>> Begin Provided data

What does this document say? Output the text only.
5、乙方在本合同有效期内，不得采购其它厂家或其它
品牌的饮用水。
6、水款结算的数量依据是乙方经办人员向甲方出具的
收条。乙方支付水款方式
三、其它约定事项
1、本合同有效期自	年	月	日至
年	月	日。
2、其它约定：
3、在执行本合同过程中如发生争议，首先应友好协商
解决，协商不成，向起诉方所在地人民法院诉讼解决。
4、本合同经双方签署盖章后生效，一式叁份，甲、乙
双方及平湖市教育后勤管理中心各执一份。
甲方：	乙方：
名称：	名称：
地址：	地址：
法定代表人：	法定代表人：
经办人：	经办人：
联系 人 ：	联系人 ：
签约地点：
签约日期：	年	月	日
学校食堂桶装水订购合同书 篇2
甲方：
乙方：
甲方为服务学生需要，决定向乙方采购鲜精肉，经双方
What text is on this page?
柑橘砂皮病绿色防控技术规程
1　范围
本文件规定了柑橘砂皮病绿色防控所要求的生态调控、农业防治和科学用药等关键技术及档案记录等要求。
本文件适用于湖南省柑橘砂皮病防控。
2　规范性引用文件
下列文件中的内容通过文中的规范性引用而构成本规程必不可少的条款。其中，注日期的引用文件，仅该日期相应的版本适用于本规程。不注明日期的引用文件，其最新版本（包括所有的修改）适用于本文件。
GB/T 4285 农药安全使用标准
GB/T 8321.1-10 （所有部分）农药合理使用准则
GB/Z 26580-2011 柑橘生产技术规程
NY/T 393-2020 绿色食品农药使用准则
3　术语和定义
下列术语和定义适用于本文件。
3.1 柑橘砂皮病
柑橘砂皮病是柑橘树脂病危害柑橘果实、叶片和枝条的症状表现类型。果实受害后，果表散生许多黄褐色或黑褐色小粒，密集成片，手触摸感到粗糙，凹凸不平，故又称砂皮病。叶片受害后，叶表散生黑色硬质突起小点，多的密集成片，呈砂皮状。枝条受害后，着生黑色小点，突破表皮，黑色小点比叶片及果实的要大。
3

>> End Provided data

> **Directions**: Check all the records above and select each line where the string "What" is found.

> **The result**:
What does this document say? Output the text only.
What text is on this page?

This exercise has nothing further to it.